> What to work on
Write out the whole listing again, exactly as given.
━━ Data entries ━━
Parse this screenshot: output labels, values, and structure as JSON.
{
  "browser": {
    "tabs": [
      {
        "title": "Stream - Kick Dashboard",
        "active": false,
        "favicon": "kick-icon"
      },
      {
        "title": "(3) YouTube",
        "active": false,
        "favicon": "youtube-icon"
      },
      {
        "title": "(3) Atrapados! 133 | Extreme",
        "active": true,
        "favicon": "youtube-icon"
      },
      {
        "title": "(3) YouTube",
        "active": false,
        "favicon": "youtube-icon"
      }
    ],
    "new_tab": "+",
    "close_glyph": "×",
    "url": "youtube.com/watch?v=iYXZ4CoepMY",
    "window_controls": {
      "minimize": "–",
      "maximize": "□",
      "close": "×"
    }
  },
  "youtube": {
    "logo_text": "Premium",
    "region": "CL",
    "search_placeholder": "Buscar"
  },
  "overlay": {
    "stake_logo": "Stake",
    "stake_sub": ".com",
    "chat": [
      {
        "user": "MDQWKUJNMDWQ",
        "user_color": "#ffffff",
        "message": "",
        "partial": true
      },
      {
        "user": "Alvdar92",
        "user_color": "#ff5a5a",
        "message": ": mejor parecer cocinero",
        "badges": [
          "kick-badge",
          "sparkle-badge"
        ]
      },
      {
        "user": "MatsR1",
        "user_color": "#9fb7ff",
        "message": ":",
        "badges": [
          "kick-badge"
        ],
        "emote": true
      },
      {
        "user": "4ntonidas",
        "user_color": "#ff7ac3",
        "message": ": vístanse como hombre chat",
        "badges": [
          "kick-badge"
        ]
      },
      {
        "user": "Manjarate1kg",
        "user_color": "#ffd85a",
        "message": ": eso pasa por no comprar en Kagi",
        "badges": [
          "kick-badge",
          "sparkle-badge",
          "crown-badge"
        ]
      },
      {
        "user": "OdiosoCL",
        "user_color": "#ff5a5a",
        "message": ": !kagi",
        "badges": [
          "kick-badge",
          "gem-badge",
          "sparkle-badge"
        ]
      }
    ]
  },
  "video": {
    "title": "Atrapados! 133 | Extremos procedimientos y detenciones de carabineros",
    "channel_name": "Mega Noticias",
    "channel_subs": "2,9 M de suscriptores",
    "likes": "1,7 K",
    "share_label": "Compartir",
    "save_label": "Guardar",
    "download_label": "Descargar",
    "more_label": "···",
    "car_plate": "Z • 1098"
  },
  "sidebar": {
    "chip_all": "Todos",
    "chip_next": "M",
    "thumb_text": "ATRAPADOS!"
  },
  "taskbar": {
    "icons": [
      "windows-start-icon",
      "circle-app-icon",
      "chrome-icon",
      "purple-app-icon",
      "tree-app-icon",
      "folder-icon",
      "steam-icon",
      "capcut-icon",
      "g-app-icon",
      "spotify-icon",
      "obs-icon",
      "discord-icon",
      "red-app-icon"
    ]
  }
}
━━━
> Complete response
Parse this screenshot: output labels, values, and structure as JSON.
{
  "browser": {
    "tabs": [
      {
        "title": "Stream - Kick Dashboard",
        "active": false,
        "favicon": "kick-icon"
      },
      {
        "title": "(3) YouTube",
        "active": false,
        "favicon": "youtube-icon"
      },
      {
        "title": "(3) Atrapados! 133 | Extreme",
        "active": true,
        "favicon": "youtube-icon"
      },
      {
        "title": "(3) YouTube",
        "active": false,
        "favicon": "youtube-icon"
      }
    ],
    "new_tab": "+",
    "close_glyph": "×",
    "url": "youtube.com/watch?v=iYXZ4CoepMY",
    "window_controls": {
      "minimize": "–",
      "maximize": "□",
      "close": "×"
    }
  },
  "youtube": {
    "logo_text": "Premium",
    "region": "CL",
    "search_placeholder": "Buscar"
  },
  "overlay": {
    "stake_logo": "Stake",
    "stake_sub": ".com",
    "chat": [
      {
        "user": "MDQWKUJNMDWQ",
        "user_color": "#ffffff",
        "message": "",
        "partial": true
      },
      {
        "user": "Alvdar92",
        "user_color": "#ff5a5a",
        "message": ": mejor parecer cocinero",
        "badges": [
          "kick-badge",
          "sparkle-badge"
        ]
      },
      {
        "user": "MatsR1",
        "user_color": "#9fb7ff",
        "message": ":",
        "badges": [
          "kick-badge"
        ],
        "emote": true
      },
      {
        "user": "4ntonidas",
        "user_color": "#ff7ac3",
        "message": ": vístanse como hombre chat",
        "badges": [
          "kick-badge"
        ]
      },
      {
        "user": "Manjarate1kg",
        "user_color": "#ffd85a",
        "message": ": eso pasa por no comprar en Kagi",
        "badges": [
          "kick-badge",
          "sparkle-badge",
          "crown-badge"
        ]
      },
      {
        "user": "OdiosoCL",
        "user_color": "#ff5a5a",
        "message": ": !kagi",
        "badges": [
          "kick-badge",
          "gem-badge",
          "sparkle-badge"
        ]
      }
    ]
  },
  "video": {
    "title": "Atrapados! 133 | Extremos procedimientos y detenciones de carabineros",
    "channel_name": "Mega Noticias",
    "channel_subs": "2,9 M de suscriptores",
    "likes": "1,7 K",
    "share_label": "Compartir",
    "save_label": "Guardar",
    "download_label": "Descargar",
    "more_label": "···",
    "car_plate": "Z • 1098"
  },
  "sidebar": {
    "chip_all": "Todos",
    "chip_next": "M",
    "thumb_text": "ATRAPADOS!"
  },
  "taskbar": {
    "icons": [
      "windows-start-icon",
      "circle-app-icon",
      "chrome-icon",
      "purple-app-icon",
      "tree-app-icon",
      "folder-icon",
      "steam-icon",
      "capcut-icon",
      "g-app-icon",
      "spotify-icon",
      "obs-icon",
      "discord-icon",
      "red-app-icon"
    ]
  }
}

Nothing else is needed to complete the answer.